[START Available data]

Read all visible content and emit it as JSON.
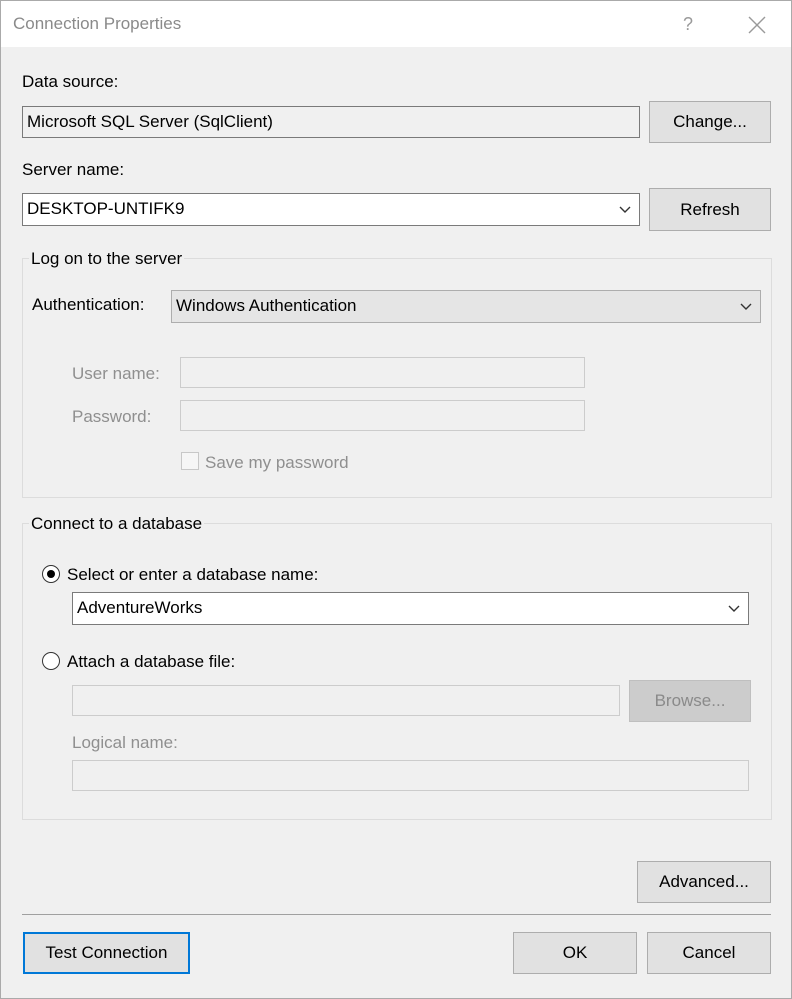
{
  "window": {
    "title": "Connection Properties",
    "help_glyph": "?"
  },
  "data_source": {
    "label": "Data source:",
    "value": "Microsoft SQL Server (SqlClient)",
    "change_button": "Change..."
  },
  "server": {
    "label": "Server name:",
    "value": "DESKTOP-UNTIFK9",
    "refresh_button": "Refresh"
  },
  "logon": {
    "group_title": "Log on to the server",
    "auth_label": "Authentication:",
    "auth_value": "Windows Authentication",
    "user_label": "User name:",
    "user_value": "",
    "password_label": "Password:",
    "password_value": "",
    "save_password_label": "Save my password",
    "save_password_checked": false
  },
  "database": {
    "group_title": "Connect to a database",
    "select_option_label": "Select or enter a database name:",
    "select_option_selected": true,
    "database_name_value": "AdventureWorks",
    "attach_option_label": "Attach a database file:",
    "attach_option_selected": false,
    "attach_file_value": "",
    "browse_button": "Browse...",
    "logical_name_label": "Logical name:",
    "logical_name_value": ""
  },
  "footer": {
    "advanced_button": "Advanced...",
    "test_connection_button": "Test Connection",
    "ok_button": "OK",
    "cancel_button": "Cancel"
  },
  "colors": {
    "accent_focus": "#0078d7",
    "dialog_background": "#f0f0f0",
    "disabled_text": "#8f8f8f"
  },
  "icons": {
    "close": "close-icon",
    "dropdown": "chevron-down-icon",
    "help": "help-icon"
  }
}
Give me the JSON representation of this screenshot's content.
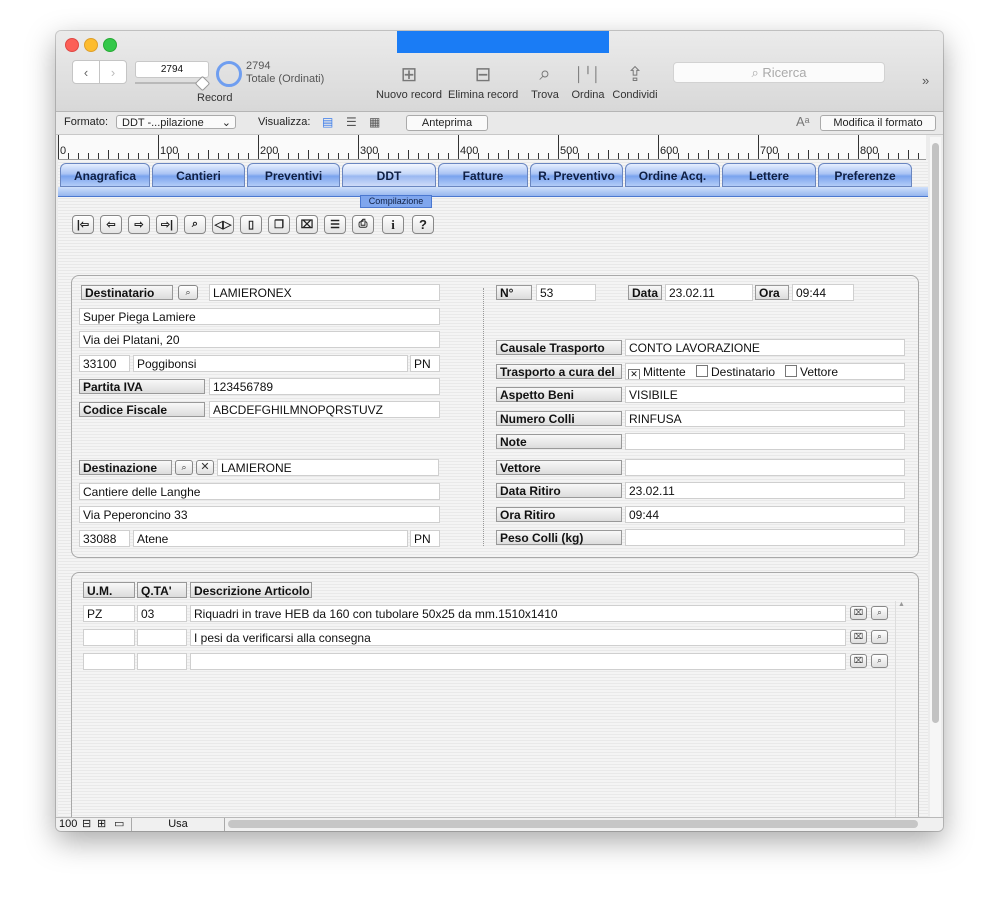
{
  "toolbar": {
    "record_value": "2794",
    "record_label": "Record",
    "count": "2794",
    "count_label": "Totale (Ordinati)",
    "new_record": "Nuovo record",
    "delete_record": "Elimina record",
    "find": "Trova",
    "sort": "Ordina",
    "share": "Condividi",
    "search_placeholder": "Ricerca"
  },
  "formatbar": {
    "format_label": "Formato:",
    "format_value": "DDT -...pilazione",
    "view_label": "Visualizza:",
    "preview": "Anteprima",
    "modify_format": "Modifica il formato"
  },
  "ruler": {
    "marks": [
      "0",
      "100",
      "200",
      "300",
      "400",
      "500",
      "600",
      "700",
      "800"
    ]
  },
  "tabs": [
    "Anagrafica",
    "Cantieri",
    "Preventivi",
    "DDT",
    "Fatture",
    "R. Preventivo",
    "Ordine Acq.",
    "Lettere",
    "Preferenze"
  ],
  "subtab": "Compilazione",
  "form": {
    "destinatario_label": "Destinatario",
    "destinatario_code": "LAMIERONEX",
    "dest_name": "Super Piega Lamiere",
    "dest_address": "Via dei Platani, 20",
    "dest_cap": "33100",
    "dest_city": "Poggibonsi",
    "dest_prov": "PN",
    "piva_label": "Partita IVA",
    "piva": "123456789",
    "cf_label": "Codice Fiscale",
    "cf": "ABCDEFGHILMNOPQRSTUVZ",
    "destinazione_label": "Destinazione",
    "destinazione_code": "LAMIERONE",
    "dz_name": "Cantiere delle Langhe",
    "dz_address": "Via Peperoncino 33",
    "dz_cap": "33088",
    "dz_city": "Atene",
    "dz_prov": "PN",
    "num_label": "N°",
    "num": "53",
    "data_label": "Data",
    "data": "23.02.11",
    "ora_label": "Ora",
    "ora": "09:44",
    "causale_label": "Causale Trasporto",
    "causale": "CONTO LAVORAZIONE",
    "trasporto_label": "Trasporto a cura del",
    "opt_mittente": "Mittente",
    "opt_destinatario": "Destinatario",
    "opt_vettore": "Vettore",
    "aspetto_label": "Aspetto Beni",
    "aspetto": "VISIBILE",
    "colli_label": "Numero Colli",
    "colli": "RINFUSA",
    "note_label": "Note",
    "note": "",
    "vettore_label": "Vettore",
    "vettore": "",
    "data_ritiro_label": "Data Ritiro",
    "data_ritiro": "23.02.11",
    "ora_ritiro_label": "Ora Ritiro",
    "ora_ritiro": "09:44",
    "peso_label": "Peso Colli (kg)",
    "peso": ""
  },
  "items": {
    "headers": [
      "U.M.",
      "Q.TA'",
      "Descrizione Articolo"
    ],
    "rows": [
      {
        "um": "PZ",
        "qta": "03",
        "desc": "Riquadri in trave HEB da 160  con tubolare 50x25  da mm.1510x1410"
      },
      {
        "um": "",
        "qta": "",
        "desc": "I pesi da verificarsi alla consegna"
      },
      {
        "um": "",
        "qta": "",
        "desc": ""
      }
    ]
  },
  "status": {
    "zoom": "100",
    "mode": "Usa"
  }
}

[END Available data]

Write out the entries again, exactly as given, skipping any images.

Written response
Read all visible content and emit it as JSON.
{
  "window": {
    "title": "Connection Properties",
    "help_glyph": "?"
  },
  "data_source": {
    "label": "Data source:",
    "value": "Microsoft SQL Server (SqlClient)",
    "change_button": "Change..."
  },
  "server": {
    "label": "Server name:",
    "value": "DESKTOP-UNTIFK9",
    "refresh_button": "Refresh"
  },
  "logon": {
    "group_title": "Log on to the server",
    "auth_label": "Authentication:",
    "auth_value": "Windows Authentication",
    "user_label": "User name:",
    "user_value": "",
    "password_label": "Password:",
    "password_value": "",
    "save_password_label": "Save my password",
    "save_password_checked": false
  },
  "database": {
    "group_title": "Connect to a database",
    "select_option_label": "Select or enter a database name:",
    "select_option_selected": true,
    "database_name_value": "AdventureWorks",
    "attach_option_label": "Attach a database file:",
    "attach_option_selected": false,
    "attach_file_value": "",
    "browse_button": "Browse...",
    "logical_name_label": "Logical name:",
    "logical_name_value": ""
  },
  "footer": {
    "advanced_button": "Advanced...",
    "test_connection_button": "Test Connection",
    "ok_button": "OK",
    "cancel_button": "Cancel"
  },
  "colors": {
    "accent_focus": "#0078d7",
    "dialog_background": "#f0f0f0",
    "disabled_text": "#8f8f8f"
  },
  "icons": {
    "close": "close-icon",
    "dropdown": "chevron-down-icon",
    "help": "help-icon"
  }
}
Give me the JSON representation of this screenshot's content.
{
  "toolbar": {
    "record_value": "2794",
    "record_label": "Record",
    "count": "2794",
    "count_label": "Totale (Ordinati)",
    "new_record": "Nuovo record",
    "delete_record": "Elimina record",
    "find": "Trova",
    "sort": "Ordina",
    "share": "Condividi",
    "search_placeholder": "Ricerca"
  },
  "formatbar": {
    "format_label": "Formato:",
    "format_value": "DDT -...pilazione",
    "view_label": "Visualizza:",
    "preview": "Anteprima",
    "modify_format": "Modifica il formato"
  },
  "ruler": {
    "marks": [
      "0",
      "100",
      "200",
      "300",
      "400",
      "500",
      "600",
      "700",
      "800"
    ]
  },
  "tabs": [
    "Anagrafica",
    "Cantieri",
    "Preventivi",
    "DDT",
    "Fatture",
    "R. Preventivo",
    "Ordine Acq.",
    "Lettere",
    "Preferenze"
  ],
  "subtab": "Compilazione",
  "form": {
    "destinatario_label": "Destinatario",
    "destinatario_code": "LAMIERONEX",
    "dest_name": "Super Piega Lamiere",
    "dest_address": "Via dei Platani, 20",
    "dest_cap": "33100",
    "dest_city": "Poggibonsi",
    "dest_prov": "PN",
    "piva_label": "Partita IVA",
    "piva": "123456789",
    "cf_label": "Codice Fiscale",
    "cf": "ABCDEFGHILMNOPQRSTUVZ",
    "destinazione_label": "Destinazione",
    "destinazione_code": "LAMIERONE",
    "dz_name": "Cantiere delle Langhe",
    "dz_address": "Via Peperoncino 33",
    "dz_cap": "33088",
    "dz_city": "Atene",
    "dz_prov": "PN",
    "num_label": "N°",
    "num": "53",
    "data_label": "Data",
    "data": "23.02.11",
    "ora_label": "Ora",
    "ora": "09:44",
    "causale_label": "Causale Trasporto",
    "causale": "CONTO LAVORAZIONE",
    "trasporto_label": "Trasporto a cura del",
    "opt_mittente": "Mittente",
    "opt_destinatario": "Destinatario",
    "opt_vettore": "Vettore",
    "aspetto_label": "Aspetto Beni",
    "aspetto": "VISIBILE",
    "colli_label": "Numero Colli",
    "colli": "RINFUSA",
    "note_label": "Note",
    "note": "",
    "vettore_label": "Vettore",
    "vettore": "",
    "data_ritiro_label": "Data Ritiro",
    "data_ritiro": "23.02.11",
    "ora_ritiro_label": "Ora Ritiro",
    "ora_ritiro": "09:44",
    "peso_label": "Peso Colli (kg)",
    "peso": ""
  },
  "items": {
    "headers": [
      "U.M.",
      "Q.TA'",
      "Descrizione Articolo"
    ],
    "rows": [
      {
        "um": "PZ",
        "qta": "03",
        "desc": "Riquadri in trave HEB da 160  con tubolare 50x25  da mm.1510x1410"
      },
      {
        "um": "",
        "qta": "",
        "desc": "I pesi da verificarsi alla consegna"
      },
      {
        "um": "",
        "qta": "",
        "desc": ""
      }
    ]
  },
  "status": {
    "zoom": "100",
    "mode": "Usa"
  }
}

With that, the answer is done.